> Given request: Repeat, exactly and completely, the material that follows. Omit the pictures.

───── Extracted information

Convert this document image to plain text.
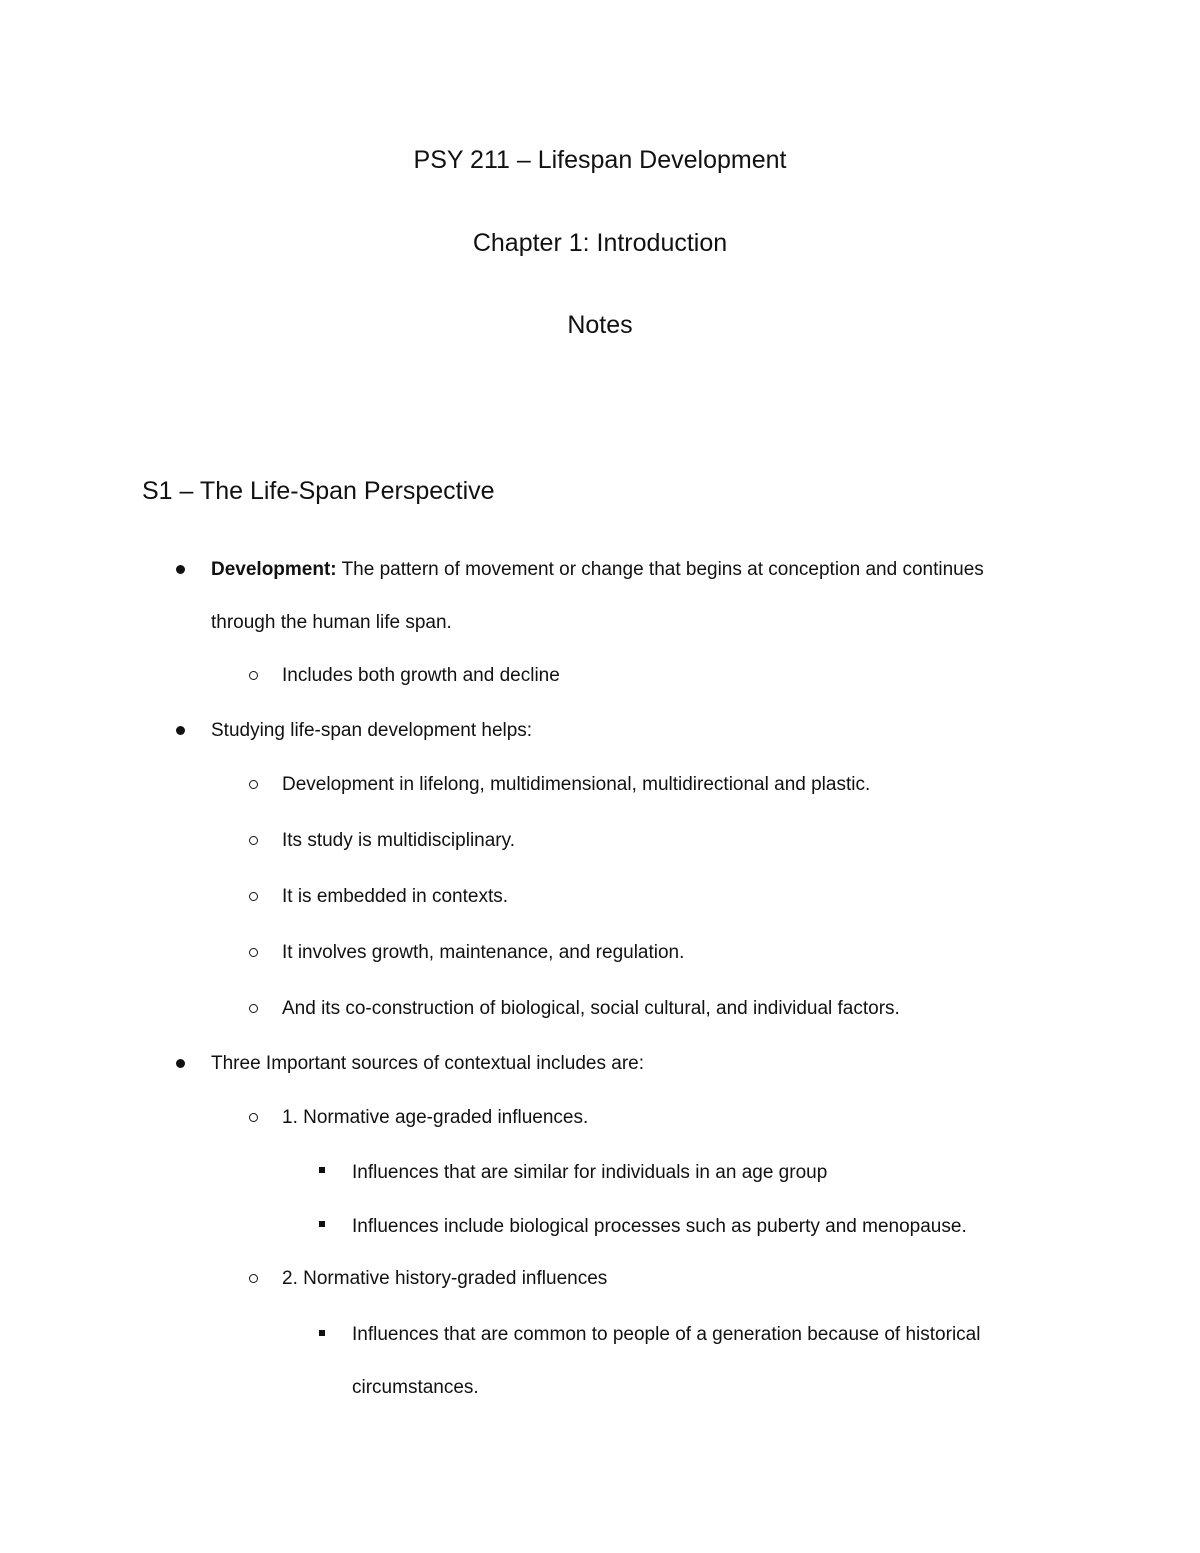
PSY 211 – Lifespan Development
Chapter 1: Introduction
Notes
S1 – The Life-Span Perspective
Development: The pattern of movement or change that begins at conception and continues
through the human life span.
Includes both growth and decline
Studying life-span development helps:
Development in lifelong, multidimensional, multidirectional and plastic.
Its study is multidisciplinary.
It is embedded in contexts.
It involves growth, maintenance, and regulation.
And its co-construction of biological, social cultural, and individual factors.
Three Important sources of contextual includes are:
1. Normative age-graded influences.
Influences that are similar for individuals in an age group
Influences include biological processes such as puberty and menopause.
2. Normative history-graded influences
Influences that are common to people of a generation because of historical
circumstances.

──────────

> Task output:
Convert this document image to plain text.
PSY 211 – Lifespan Development
Chapter 1: Introduction
Notes
S1 – The Life-Span Perspective
Development: The pattern of movement or change that begins at conception and continues
through the human life span.
Includes both growth and decline
Studying life-span development helps:
Development in lifelong, multidimensional, multidirectional and plastic.
Its study is multidisciplinary.
It is embedded in contexts.
It involves growth, maintenance, and regulation.
And its co-construction of biological, social cultural, and individual factors.
Three Important sources of contextual includes are:
1. Normative age-graded influences.
Influences that are similar for individuals in an age group
Influences include biological processes such as puberty and menopause.
2. Normative history-graded influences
Influences that are common to people of a generation because of historical
circumstances.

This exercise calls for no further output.